### Aim
Copy out the records precisely, omitting pictures.

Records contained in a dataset
** start **

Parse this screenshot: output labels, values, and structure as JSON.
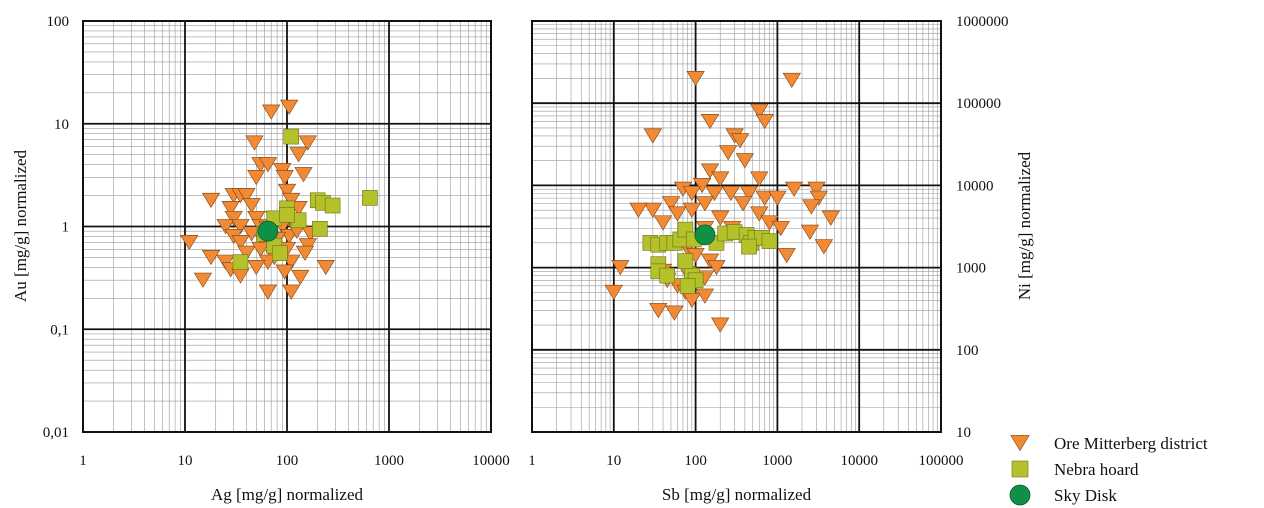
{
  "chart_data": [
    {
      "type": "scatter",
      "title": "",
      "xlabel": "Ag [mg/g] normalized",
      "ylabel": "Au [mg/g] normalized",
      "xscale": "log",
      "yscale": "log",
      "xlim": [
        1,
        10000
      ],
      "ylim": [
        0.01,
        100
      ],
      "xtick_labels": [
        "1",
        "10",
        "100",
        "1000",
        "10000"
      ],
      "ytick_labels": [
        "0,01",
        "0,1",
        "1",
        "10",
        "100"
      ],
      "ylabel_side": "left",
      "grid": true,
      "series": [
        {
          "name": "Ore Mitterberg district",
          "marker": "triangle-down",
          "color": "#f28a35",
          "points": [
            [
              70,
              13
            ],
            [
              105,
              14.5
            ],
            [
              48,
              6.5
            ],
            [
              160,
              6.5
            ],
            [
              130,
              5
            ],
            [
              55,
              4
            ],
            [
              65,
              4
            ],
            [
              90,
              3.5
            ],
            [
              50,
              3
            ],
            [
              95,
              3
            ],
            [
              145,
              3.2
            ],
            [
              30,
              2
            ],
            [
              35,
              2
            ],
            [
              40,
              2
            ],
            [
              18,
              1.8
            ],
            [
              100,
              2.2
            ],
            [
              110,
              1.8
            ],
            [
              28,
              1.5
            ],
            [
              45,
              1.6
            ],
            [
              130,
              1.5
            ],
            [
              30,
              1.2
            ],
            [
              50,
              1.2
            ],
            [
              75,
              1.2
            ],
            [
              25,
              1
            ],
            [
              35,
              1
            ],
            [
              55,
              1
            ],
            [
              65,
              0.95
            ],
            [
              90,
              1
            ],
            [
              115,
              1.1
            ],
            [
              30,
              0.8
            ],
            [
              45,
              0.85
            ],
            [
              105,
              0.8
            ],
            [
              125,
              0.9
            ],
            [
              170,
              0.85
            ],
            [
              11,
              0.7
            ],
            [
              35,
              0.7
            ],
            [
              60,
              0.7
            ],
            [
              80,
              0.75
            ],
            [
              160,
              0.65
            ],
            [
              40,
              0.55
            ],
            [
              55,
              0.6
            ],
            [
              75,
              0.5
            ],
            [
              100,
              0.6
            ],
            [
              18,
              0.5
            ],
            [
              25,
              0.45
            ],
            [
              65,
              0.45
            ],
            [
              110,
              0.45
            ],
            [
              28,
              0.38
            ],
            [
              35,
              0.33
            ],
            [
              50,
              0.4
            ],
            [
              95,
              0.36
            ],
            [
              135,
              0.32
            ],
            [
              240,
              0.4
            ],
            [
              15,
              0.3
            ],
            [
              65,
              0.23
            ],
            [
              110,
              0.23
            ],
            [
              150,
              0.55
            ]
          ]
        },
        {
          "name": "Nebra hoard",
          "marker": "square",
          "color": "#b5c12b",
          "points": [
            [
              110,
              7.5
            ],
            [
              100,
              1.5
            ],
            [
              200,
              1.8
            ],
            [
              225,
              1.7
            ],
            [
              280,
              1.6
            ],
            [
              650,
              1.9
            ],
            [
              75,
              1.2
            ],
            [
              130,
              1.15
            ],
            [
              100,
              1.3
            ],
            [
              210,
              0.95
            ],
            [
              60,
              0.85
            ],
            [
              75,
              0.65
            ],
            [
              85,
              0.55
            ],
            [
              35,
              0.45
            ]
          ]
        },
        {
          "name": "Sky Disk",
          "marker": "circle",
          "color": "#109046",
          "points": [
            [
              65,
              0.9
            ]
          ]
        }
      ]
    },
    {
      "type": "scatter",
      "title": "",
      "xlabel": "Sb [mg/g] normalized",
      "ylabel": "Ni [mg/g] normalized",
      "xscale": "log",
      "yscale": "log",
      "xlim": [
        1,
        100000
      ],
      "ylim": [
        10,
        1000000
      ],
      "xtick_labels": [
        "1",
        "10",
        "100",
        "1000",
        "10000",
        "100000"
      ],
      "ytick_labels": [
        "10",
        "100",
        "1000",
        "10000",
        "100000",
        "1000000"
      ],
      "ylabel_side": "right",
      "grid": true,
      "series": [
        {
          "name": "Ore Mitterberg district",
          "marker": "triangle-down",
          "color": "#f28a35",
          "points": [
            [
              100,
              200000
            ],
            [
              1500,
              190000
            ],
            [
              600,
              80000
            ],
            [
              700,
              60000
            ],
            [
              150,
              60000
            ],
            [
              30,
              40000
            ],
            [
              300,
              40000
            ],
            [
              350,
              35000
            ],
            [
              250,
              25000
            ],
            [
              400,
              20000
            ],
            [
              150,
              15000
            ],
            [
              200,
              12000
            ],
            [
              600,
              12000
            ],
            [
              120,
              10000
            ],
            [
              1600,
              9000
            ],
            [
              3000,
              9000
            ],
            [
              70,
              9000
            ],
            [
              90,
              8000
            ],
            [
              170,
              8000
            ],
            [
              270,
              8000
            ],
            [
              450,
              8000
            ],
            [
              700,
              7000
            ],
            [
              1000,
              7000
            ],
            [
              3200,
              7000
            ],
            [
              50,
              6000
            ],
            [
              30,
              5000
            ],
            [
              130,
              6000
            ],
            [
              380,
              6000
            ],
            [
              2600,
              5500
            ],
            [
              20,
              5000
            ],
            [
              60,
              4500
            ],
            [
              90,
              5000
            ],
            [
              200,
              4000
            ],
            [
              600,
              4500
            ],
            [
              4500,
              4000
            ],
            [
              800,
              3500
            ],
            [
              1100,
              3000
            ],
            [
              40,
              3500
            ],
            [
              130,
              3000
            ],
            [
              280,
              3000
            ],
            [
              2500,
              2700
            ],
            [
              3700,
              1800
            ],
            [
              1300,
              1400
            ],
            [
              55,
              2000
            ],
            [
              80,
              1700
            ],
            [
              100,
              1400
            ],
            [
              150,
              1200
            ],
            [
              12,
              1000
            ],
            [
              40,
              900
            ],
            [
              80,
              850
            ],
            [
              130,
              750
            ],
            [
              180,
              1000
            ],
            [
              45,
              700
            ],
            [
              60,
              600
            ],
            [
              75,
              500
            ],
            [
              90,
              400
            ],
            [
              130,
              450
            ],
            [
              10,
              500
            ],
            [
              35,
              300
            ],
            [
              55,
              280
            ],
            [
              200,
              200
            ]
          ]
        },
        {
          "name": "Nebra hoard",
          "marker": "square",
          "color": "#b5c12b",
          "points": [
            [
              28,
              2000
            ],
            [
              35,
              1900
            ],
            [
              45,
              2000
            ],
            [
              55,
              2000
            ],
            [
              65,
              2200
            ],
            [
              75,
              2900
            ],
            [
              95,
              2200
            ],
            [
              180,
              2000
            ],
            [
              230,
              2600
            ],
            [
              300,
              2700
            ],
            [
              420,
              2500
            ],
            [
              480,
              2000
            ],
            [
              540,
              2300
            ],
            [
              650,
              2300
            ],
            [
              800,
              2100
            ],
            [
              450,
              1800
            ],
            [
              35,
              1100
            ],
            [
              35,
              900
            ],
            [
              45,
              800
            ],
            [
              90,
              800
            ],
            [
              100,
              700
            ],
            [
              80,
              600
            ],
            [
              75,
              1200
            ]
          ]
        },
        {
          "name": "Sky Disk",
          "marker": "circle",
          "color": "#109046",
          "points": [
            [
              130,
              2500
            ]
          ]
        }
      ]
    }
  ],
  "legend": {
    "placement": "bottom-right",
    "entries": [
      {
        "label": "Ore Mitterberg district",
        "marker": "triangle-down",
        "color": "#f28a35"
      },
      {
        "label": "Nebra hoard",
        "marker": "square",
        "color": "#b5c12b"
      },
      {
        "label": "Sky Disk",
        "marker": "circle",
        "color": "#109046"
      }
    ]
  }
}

** end **

### Reply to the exercise
Parse this screenshot: output labels, values, and structure as JSON.
{
  "chart_data": [
    {
      "type": "scatter",
      "title": "",
      "xlabel": "Ag [mg/g] normalized",
      "ylabel": "Au [mg/g] normalized",
      "xscale": "log",
      "yscale": "log",
      "xlim": [
        1,
        10000
      ],
      "ylim": [
        0.01,
        100
      ],
      "xtick_labels": [
        "1",
        "10",
        "100",
        "1000",
        "10000"
      ],
      "ytick_labels": [
        "0,01",
        "0,1",
        "1",
        "10",
        "100"
      ],
      "ylabel_side": "left",
      "grid": true,
      "series": [
        {
          "name": "Ore Mitterberg district",
          "marker": "triangle-down",
          "color": "#f28a35",
          "points": [
            [
              70,
              13
            ],
            [
              105,
              14.5
            ],
            [
              48,
              6.5
            ],
            [
              160,
              6.5
            ],
            [
              130,
              5
            ],
            [
              55,
              4
            ],
            [
              65,
              4
            ],
            [
              90,
              3.5
            ],
            [
              50,
              3
            ],
            [
              95,
              3
            ],
            [
              145,
              3.2
            ],
            [
              30,
              2
            ],
            [
              35,
              2
            ],
            [
              40,
              2
            ],
            [
              18,
              1.8
            ],
            [
              100,
              2.2
            ],
            [
              110,
              1.8
            ],
            [
              28,
              1.5
            ],
            [
              45,
              1.6
            ],
            [
              130,
              1.5
            ],
            [
              30,
              1.2
            ],
            [
              50,
              1.2
            ],
            [
              75,
              1.2
            ],
            [
              25,
              1
            ],
            [
              35,
              1
            ],
            [
              55,
              1
            ],
            [
              65,
              0.95
            ],
            [
              90,
              1
            ],
            [
              115,
              1.1
            ],
            [
              30,
              0.8
            ],
            [
              45,
              0.85
            ],
            [
              105,
              0.8
            ],
            [
              125,
              0.9
            ],
            [
              170,
              0.85
            ],
            [
              11,
              0.7
            ],
            [
              35,
              0.7
            ],
            [
              60,
              0.7
            ],
            [
              80,
              0.75
            ],
            [
              160,
              0.65
            ],
            [
              40,
              0.55
            ],
            [
              55,
              0.6
            ],
            [
              75,
              0.5
            ],
            [
              100,
              0.6
            ],
            [
              18,
              0.5
            ],
            [
              25,
              0.45
            ],
            [
              65,
              0.45
            ],
            [
              110,
              0.45
            ],
            [
              28,
              0.38
            ],
            [
              35,
              0.33
            ],
            [
              50,
              0.4
            ],
            [
              95,
              0.36
            ],
            [
              135,
              0.32
            ],
            [
              240,
              0.4
            ],
            [
              15,
              0.3
            ],
            [
              65,
              0.23
            ],
            [
              110,
              0.23
            ],
            [
              150,
              0.55
            ]
          ]
        },
        {
          "name": "Nebra hoard",
          "marker": "square",
          "color": "#b5c12b",
          "points": [
            [
              110,
              7.5
            ],
            [
              100,
              1.5
            ],
            [
              200,
              1.8
            ],
            [
              225,
              1.7
            ],
            [
              280,
              1.6
            ],
            [
              650,
              1.9
            ],
            [
              75,
              1.2
            ],
            [
              130,
              1.15
            ],
            [
              100,
              1.3
            ],
            [
              210,
              0.95
            ],
            [
              60,
              0.85
            ],
            [
              75,
              0.65
            ],
            [
              85,
              0.55
            ],
            [
              35,
              0.45
            ]
          ]
        },
        {
          "name": "Sky Disk",
          "marker": "circle",
          "color": "#109046",
          "points": [
            [
              65,
              0.9
            ]
          ]
        }
      ]
    },
    {
      "type": "scatter",
      "title": "",
      "xlabel": "Sb [mg/g] normalized",
      "ylabel": "Ni [mg/g] normalized",
      "xscale": "log",
      "yscale": "log",
      "xlim": [
        1,
        100000
      ],
      "ylim": [
        10,
        1000000
      ],
      "xtick_labels": [
        "1",
        "10",
        "100",
        "1000",
        "10000",
        "100000"
      ],
      "ytick_labels": [
        "10",
        "100",
        "1000",
        "10000",
        "100000",
        "1000000"
      ],
      "ylabel_side": "right",
      "grid": true,
      "series": [
        {
          "name": "Ore Mitterberg district",
          "marker": "triangle-down",
          "color": "#f28a35",
          "points": [
            [
              100,
              200000
            ],
            [
              1500,
              190000
            ],
            [
              600,
              80000
            ],
            [
              700,
              60000
            ],
            [
              150,
              60000
            ],
            [
              30,
              40000
            ],
            [
              300,
              40000
            ],
            [
              350,
              35000
            ],
            [
              250,
              25000
            ],
            [
              400,
              20000
            ],
            [
              150,
              15000
            ],
            [
              200,
              12000
            ],
            [
              600,
              12000
            ],
            [
              120,
              10000
            ],
            [
              1600,
              9000
            ],
            [
              3000,
              9000
            ],
            [
              70,
              9000
            ],
            [
              90,
              8000
            ],
            [
              170,
              8000
            ],
            [
              270,
              8000
            ],
            [
              450,
              8000
            ],
            [
              700,
              7000
            ],
            [
              1000,
              7000
            ],
            [
              3200,
              7000
            ],
            [
              50,
              6000
            ],
            [
              30,
              5000
            ],
            [
              130,
              6000
            ],
            [
              380,
              6000
            ],
            [
              2600,
              5500
            ],
            [
              20,
              5000
            ],
            [
              60,
              4500
            ],
            [
              90,
              5000
            ],
            [
              200,
              4000
            ],
            [
              600,
              4500
            ],
            [
              4500,
              4000
            ],
            [
              800,
              3500
            ],
            [
              1100,
              3000
            ],
            [
              40,
              3500
            ],
            [
              130,
              3000
            ],
            [
              280,
              3000
            ],
            [
              2500,
              2700
            ],
            [
              3700,
              1800
            ],
            [
              1300,
              1400
            ],
            [
              55,
              2000
            ],
            [
              80,
              1700
            ],
            [
              100,
              1400
            ],
            [
              150,
              1200
            ],
            [
              12,
              1000
            ],
            [
              40,
              900
            ],
            [
              80,
              850
            ],
            [
              130,
              750
            ],
            [
              180,
              1000
            ],
            [
              45,
              700
            ],
            [
              60,
              600
            ],
            [
              75,
              500
            ],
            [
              90,
              400
            ],
            [
              130,
              450
            ],
            [
              10,
              500
            ],
            [
              35,
              300
            ],
            [
              55,
              280
            ],
            [
              200,
              200
            ]
          ]
        },
        {
          "name": "Nebra hoard",
          "marker": "square",
          "color": "#b5c12b",
          "points": [
            [
              28,
              2000
            ],
            [
              35,
              1900
            ],
            [
              45,
              2000
            ],
            [
              55,
              2000
            ],
            [
              65,
              2200
            ],
            [
              75,
              2900
            ],
            [
              95,
              2200
            ],
            [
              180,
              2000
            ],
            [
              230,
              2600
            ],
            [
              300,
              2700
            ],
            [
              420,
              2500
            ],
            [
              480,
              2000
            ],
            [
              540,
              2300
            ],
            [
              650,
              2300
            ],
            [
              800,
              2100
            ],
            [
              450,
              1800
            ],
            [
              35,
              1100
            ],
            [
              35,
              900
            ],
            [
              45,
              800
            ],
            [
              90,
              800
            ],
            [
              100,
              700
            ],
            [
              80,
              600
            ],
            [
              75,
              1200
            ]
          ]
        },
        {
          "name": "Sky Disk",
          "marker": "circle",
          "color": "#109046",
          "points": [
            [
              130,
              2500
            ]
          ]
        }
      ]
    }
  ],
  "legend": {
    "placement": "bottom-right",
    "entries": [
      {
        "label": "Ore Mitterberg district",
        "marker": "triangle-down",
        "color": "#f28a35"
      },
      {
        "label": "Nebra hoard",
        "marker": "square",
        "color": "#b5c12b"
      },
      {
        "label": "Sky Disk",
        "marker": "circle",
        "color": "#109046"
      }
    ]
  }
}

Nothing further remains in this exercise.